**Exercise details:**
Take the material below and retype it in full; pictures are left out.

**Data for this task:**

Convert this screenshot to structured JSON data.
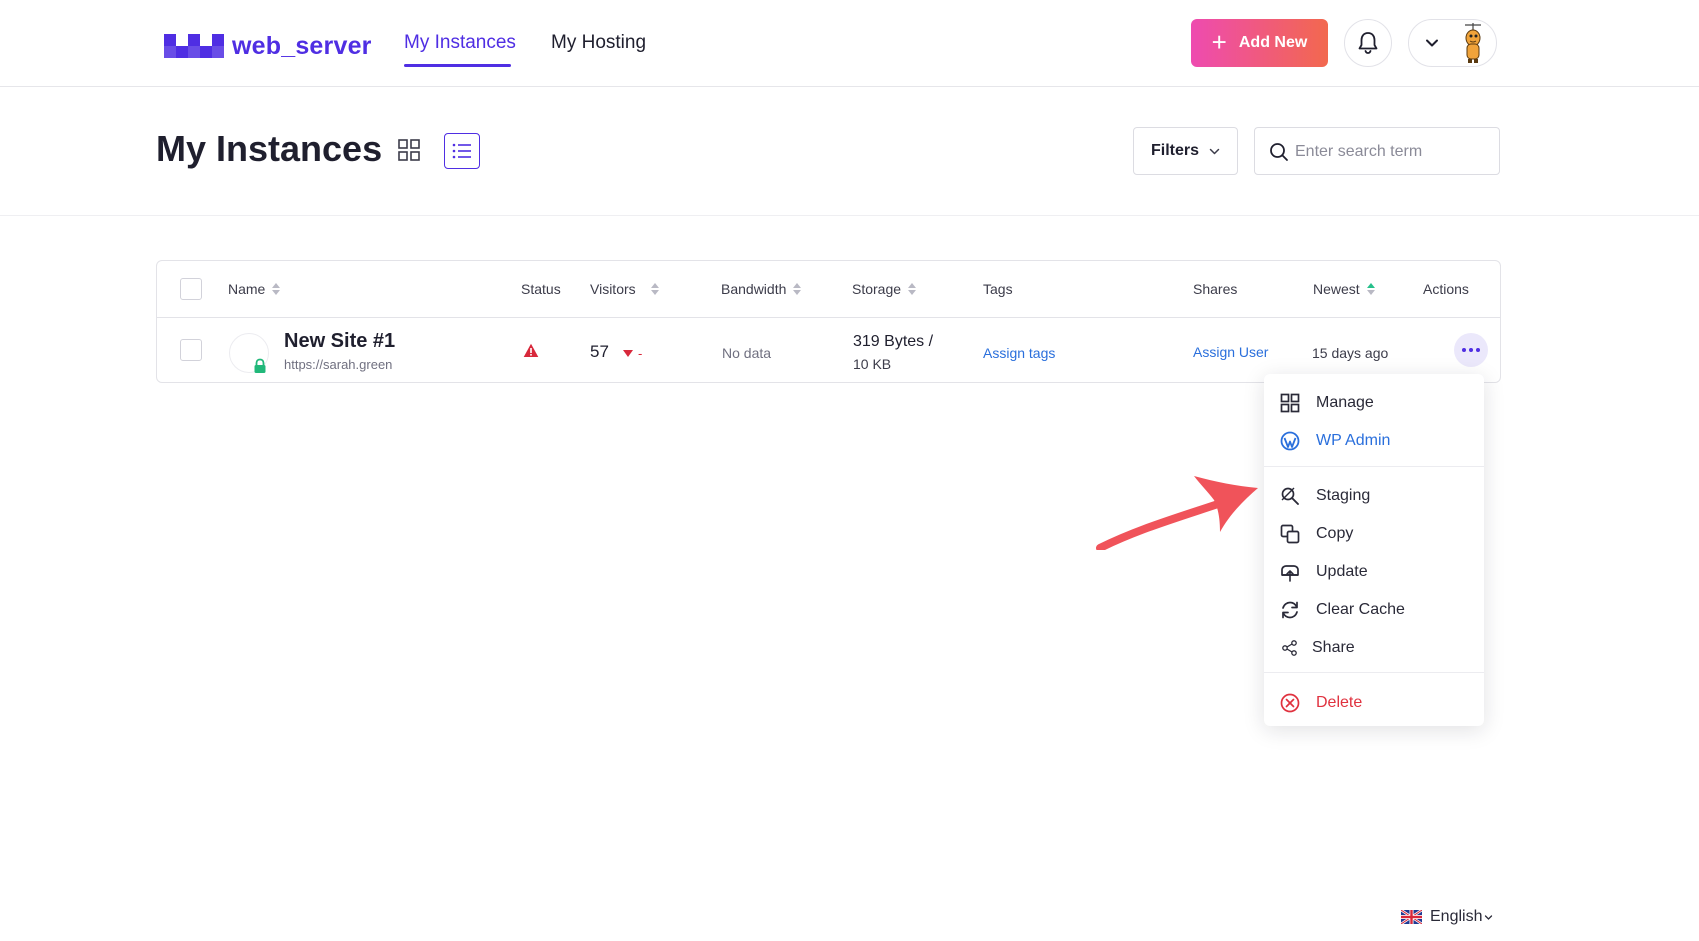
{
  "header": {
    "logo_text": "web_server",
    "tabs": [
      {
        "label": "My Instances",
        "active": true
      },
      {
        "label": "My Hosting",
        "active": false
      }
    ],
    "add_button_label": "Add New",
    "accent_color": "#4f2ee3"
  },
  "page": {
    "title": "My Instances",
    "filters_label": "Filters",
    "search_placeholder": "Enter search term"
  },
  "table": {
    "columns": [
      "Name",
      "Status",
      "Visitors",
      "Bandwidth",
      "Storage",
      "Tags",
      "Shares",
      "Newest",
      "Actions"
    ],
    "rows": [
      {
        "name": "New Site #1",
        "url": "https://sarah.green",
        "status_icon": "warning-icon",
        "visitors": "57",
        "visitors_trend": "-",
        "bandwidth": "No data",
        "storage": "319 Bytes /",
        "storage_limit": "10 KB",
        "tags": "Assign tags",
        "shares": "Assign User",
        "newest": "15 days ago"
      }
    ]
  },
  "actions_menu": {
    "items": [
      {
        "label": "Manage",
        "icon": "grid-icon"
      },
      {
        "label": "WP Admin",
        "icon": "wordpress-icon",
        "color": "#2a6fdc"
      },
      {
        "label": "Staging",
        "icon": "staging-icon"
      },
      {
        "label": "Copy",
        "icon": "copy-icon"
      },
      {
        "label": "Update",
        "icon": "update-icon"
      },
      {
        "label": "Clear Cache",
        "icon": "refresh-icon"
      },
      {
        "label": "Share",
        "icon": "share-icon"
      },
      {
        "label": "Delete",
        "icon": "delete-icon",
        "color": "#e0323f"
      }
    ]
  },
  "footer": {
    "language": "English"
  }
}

**Exercise solution:**
Convert this screenshot to structured JSON data.
{
  "header": {
    "logo_text": "web_server",
    "tabs": [
      {
        "label": "My Instances",
        "active": true
      },
      {
        "label": "My Hosting",
        "active": false
      }
    ],
    "add_button_label": "Add New",
    "accent_color": "#4f2ee3"
  },
  "page": {
    "title": "My Instances",
    "filters_label": "Filters",
    "search_placeholder": "Enter search term"
  },
  "table": {
    "columns": [
      "Name",
      "Status",
      "Visitors",
      "Bandwidth",
      "Storage",
      "Tags",
      "Shares",
      "Newest",
      "Actions"
    ],
    "rows": [
      {
        "name": "New Site #1",
        "url": "https://sarah.green",
        "status_icon": "warning-icon",
        "visitors": "57",
        "visitors_trend": "-",
        "bandwidth": "No data",
        "storage": "319 Bytes /",
        "storage_limit": "10 KB",
        "tags": "Assign tags",
        "shares": "Assign User",
        "newest": "15 days ago"
      }
    ]
  },
  "actions_menu": {
    "items": [
      {
        "label": "Manage",
        "icon": "grid-icon"
      },
      {
        "label": "WP Admin",
        "icon": "wordpress-icon",
        "color": "#2a6fdc"
      },
      {
        "label": "Staging",
        "icon": "staging-icon"
      },
      {
        "label": "Copy",
        "icon": "copy-icon"
      },
      {
        "label": "Update",
        "icon": "update-icon"
      },
      {
        "label": "Clear Cache",
        "icon": "refresh-icon"
      },
      {
        "label": "Share",
        "icon": "share-icon"
      },
      {
        "label": "Delete",
        "icon": "delete-icon",
        "color": "#e0323f"
      }
    ]
  },
  "footer": {
    "language": "English"
  }
}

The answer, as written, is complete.